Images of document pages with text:
----------------------------------------
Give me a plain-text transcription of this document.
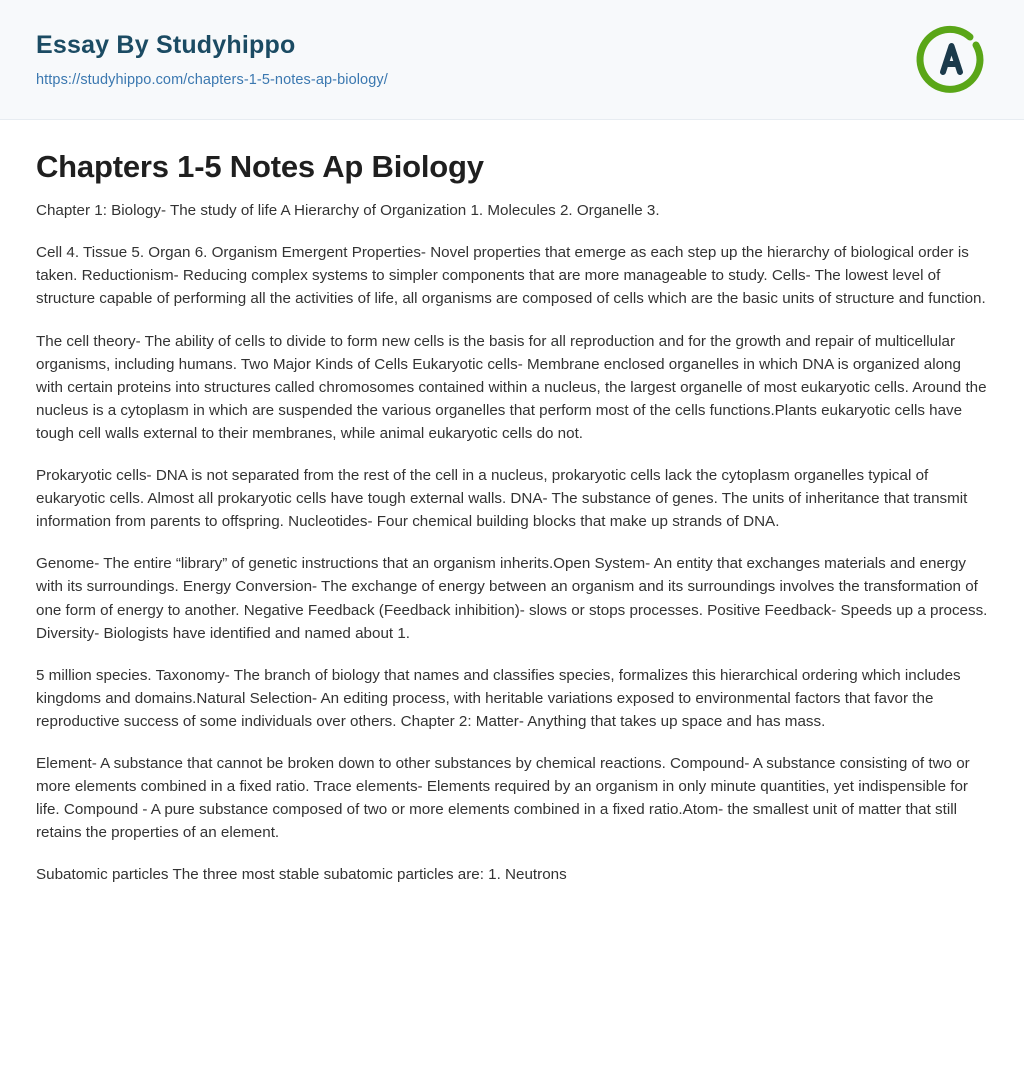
Essay By Studyhippo
https://studyhippo.com/chapters-1-5-notes-ap-biology/
Chapters 1-5 Notes Ap Biology

Chapter 1: Biology- The study of life A Hierarchy of Organization 1. Molecules 2. Organelle 3.

Cell 4. Tissue 5. Organ 6. Organism Emergent Properties- Novel properties that emerge as each step up the hierarchy of biological order is taken. Reductionism- Reducing complex systems to simpler components that are more manageable to study. Cells- The lowest level of structure capable of performing all the activities of life, all organisms are composed of cells which are the basic units of structure and function.

The cell theory- The ability of cells to divide to form new cells is the basis for all reproduction and for the growth and repair of multicellular organisms, including humans. Two Major Kinds of Cells Eukaryotic cells- Membrane enclosed organelles in which DNA is organized along with certain proteins into structures called chromosomes contained within a nucleus, the largest organelle of most eukaryotic cells. Around the nucleus is a cytoplasm in which are suspended the various organelles that perform most of the cells functions.Plants eukaryotic cells have tough cell walls external to their membranes, while animal eukaryotic cells do not.

Prokaryotic cells- DNA is not separated from the rest of the cell in a nucleus, prokaryotic cells lack the cytoplasm organelles typical of eukaryotic cells. Almost all prokaryotic cells have tough external walls. DNA- The substance of genes. The units of inheritance that transmit information from parents to offspring. Nucleotides- Four chemical building blocks that make up strands of DNA.

Genome- The entire “library” of genetic instructions that an organism inherits.Open System- An entity that exchanges materials and energy with its surroundings. Energy Conversion- The exchange of energy between an organism and its surroundings involves the transformation of one form of energy to another. Negative Feedback (Feedback inhibition)- slows or stops processes. Positive Feedback- Speeds up a process. Diversity- Biologists have identified and named about 1.

5 million species. Taxonomy- The branch of biology that names and classifies species, formalizes this hierarchical ordering which includes kingdoms and domains.Natural Selection- An editing process, with heritable variations exposed to environmental factors that favor the reproductive success of some individuals over others. Chapter 2: Matter- Anything that takes up space and has mass.

Element- A substance that cannot be broken down to other substances by chemical reactions. Compound- A substance consisting of two or more elements combined in a fixed ratio. Trace elements- Elements required by an organism in only minute quantities, yet indispensible for life. Compound - A pure substance composed of two or more elements combined in a fixed ratio.Atom- the smallest unit of matter that still retains the properties of an element.

Subatomic particles The three most stable subatomic particles are: 1. Neutrons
----------------------------------------
## Problem details
The required output is each record above, reproduced exactly, without its pictures.

## Your response
Give me a plain-text transcription of this document.
Essay By Studyhippo
https://studyhippo.com/chapters-1-5-notes-ap-biology/
Chapters 1-5 Notes Ap Biology

Chapter 1: Biology- The study of life A Hierarchy of Organization 1. Molecules 2. Organelle 3.

Cell 4. Tissue 5. Organ 6. Organism Emergent Properties- Novel properties that emerge as each step up the hierarchy of biological order is taken. Reductionism- Reducing complex systems to simpler components that are more manageable to study. Cells- The lowest level of structure capable of performing all the activities of life, all organisms are composed of cells which are the basic units of structure and function.

The cell theory- The ability of cells to divide to form new cells is the basis for all reproduction and for the growth and repair of multicellular organisms, including humans. Two Major Kinds of Cells Eukaryotic cells- Membrane enclosed organelles in which DNA is organized along with certain proteins into structures called chromosomes contained within a nucleus, the largest organelle of most eukaryotic cells. Around the nucleus is a cytoplasm in which are suspended the various organelles that perform most of the cells functions.Plants eukaryotic cells have tough cell walls external to their membranes, while animal eukaryotic cells do not.

Prokaryotic cells- DNA is not separated from the rest of the cell in a nucleus, prokaryotic cells lack the cytoplasm organelles typical of eukaryotic cells. Almost all prokaryotic cells have tough external walls. DNA- The substance of genes. The units of inheritance that transmit information from parents to offspring. Nucleotides- Four chemical building blocks that make up strands of DNA.

Genome- The entire “library” of genetic instructions that an organism inherits.Open System- An entity that exchanges materials and energy with its surroundings. Energy Conversion- The exchange of energy between an organism and its surroundings involves the transformation of one form of energy to another. Negative Feedback (Feedback inhibition)- slows or stops processes. Positive Feedback- Speeds up a process. Diversity- Biologists have identified and named about 1.

5 million species. Taxonomy- The branch of biology that names and classifies species, formalizes this hierarchical ordering which includes kingdoms and domains.Natural Selection- An editing process, with heritable variations exposed to environmental factors that favor the reproductive success of some individuals over others. Chapter 2: Matter- Anything that takes up space and has mass.

Element- A substance that cannot be broken down to other substances by chemical reactions. Compound- A substance consisting of two or more elements combined in a fixed ratio. Trace elements- Elements required by an organism in only minute quantities, yet indispensible for life. Compound - A pure substance composed of two or more elements combined in a fixed ratio.Atom- the smallest unit of matter that still retains the properties of an element.

Subatomic particles The three most stable subatomic particles are: 1. Neutrons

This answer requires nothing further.